## Task to complete
Copy each line below in which the string "vyznání" occurs.

## Records provided
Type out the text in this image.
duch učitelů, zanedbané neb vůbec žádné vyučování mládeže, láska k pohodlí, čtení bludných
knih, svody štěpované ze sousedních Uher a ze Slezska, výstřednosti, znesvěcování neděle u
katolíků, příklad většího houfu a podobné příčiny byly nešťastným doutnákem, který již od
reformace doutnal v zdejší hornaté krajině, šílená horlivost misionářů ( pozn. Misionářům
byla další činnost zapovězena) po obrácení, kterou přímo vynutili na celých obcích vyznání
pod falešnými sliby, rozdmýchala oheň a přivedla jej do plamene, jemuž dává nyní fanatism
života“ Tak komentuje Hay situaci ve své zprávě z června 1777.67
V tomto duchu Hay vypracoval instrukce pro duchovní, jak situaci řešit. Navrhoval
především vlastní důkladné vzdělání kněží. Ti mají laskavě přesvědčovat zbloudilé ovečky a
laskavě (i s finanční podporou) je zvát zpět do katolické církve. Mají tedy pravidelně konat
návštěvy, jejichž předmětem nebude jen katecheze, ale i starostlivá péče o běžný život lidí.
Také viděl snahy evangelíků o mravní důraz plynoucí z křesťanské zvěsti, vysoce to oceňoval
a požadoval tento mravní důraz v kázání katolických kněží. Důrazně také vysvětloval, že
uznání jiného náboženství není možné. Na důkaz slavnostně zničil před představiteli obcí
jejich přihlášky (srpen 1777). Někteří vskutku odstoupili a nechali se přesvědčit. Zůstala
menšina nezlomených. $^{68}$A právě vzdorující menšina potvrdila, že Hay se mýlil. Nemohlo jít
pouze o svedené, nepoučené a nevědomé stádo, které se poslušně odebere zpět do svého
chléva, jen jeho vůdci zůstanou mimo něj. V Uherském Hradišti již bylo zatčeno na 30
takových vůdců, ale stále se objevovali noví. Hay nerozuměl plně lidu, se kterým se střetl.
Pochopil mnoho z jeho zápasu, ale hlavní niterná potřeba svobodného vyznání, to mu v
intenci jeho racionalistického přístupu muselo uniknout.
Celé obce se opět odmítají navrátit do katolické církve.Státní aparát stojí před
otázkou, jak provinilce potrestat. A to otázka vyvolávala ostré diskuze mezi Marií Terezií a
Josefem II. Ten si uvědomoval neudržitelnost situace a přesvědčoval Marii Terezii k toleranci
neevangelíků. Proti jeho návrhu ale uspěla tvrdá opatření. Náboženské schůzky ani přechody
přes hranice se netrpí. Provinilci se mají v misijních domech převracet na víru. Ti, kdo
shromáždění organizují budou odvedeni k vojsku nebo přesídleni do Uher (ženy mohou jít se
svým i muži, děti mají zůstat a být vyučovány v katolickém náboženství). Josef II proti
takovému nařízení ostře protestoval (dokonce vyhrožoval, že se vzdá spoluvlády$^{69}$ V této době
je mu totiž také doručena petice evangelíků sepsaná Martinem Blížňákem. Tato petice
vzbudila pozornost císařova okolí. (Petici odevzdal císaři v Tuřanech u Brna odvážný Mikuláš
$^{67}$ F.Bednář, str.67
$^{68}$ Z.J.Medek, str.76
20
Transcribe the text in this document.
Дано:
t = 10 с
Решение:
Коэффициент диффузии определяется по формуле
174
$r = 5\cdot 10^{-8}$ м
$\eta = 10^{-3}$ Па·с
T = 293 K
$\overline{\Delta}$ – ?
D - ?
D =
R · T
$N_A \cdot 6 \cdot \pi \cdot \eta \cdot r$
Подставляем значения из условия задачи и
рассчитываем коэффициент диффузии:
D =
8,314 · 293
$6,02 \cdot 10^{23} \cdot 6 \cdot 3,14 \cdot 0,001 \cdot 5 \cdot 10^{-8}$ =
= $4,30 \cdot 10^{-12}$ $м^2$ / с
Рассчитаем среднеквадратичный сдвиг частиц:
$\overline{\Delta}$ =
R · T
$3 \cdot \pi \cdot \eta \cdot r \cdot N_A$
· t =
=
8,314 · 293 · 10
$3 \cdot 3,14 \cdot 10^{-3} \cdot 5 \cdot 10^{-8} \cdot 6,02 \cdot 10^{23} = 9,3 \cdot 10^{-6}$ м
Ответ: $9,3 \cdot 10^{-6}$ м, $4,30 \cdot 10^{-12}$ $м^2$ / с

## Solution to this problem
byla další činnost zapovězena) po obrácení, kterou přímo vynutili na celých obcích vyznání
Pochopil mnoho z jeho zápasu, ale hlavní niterná potřeba svobodného vyznání, to mu v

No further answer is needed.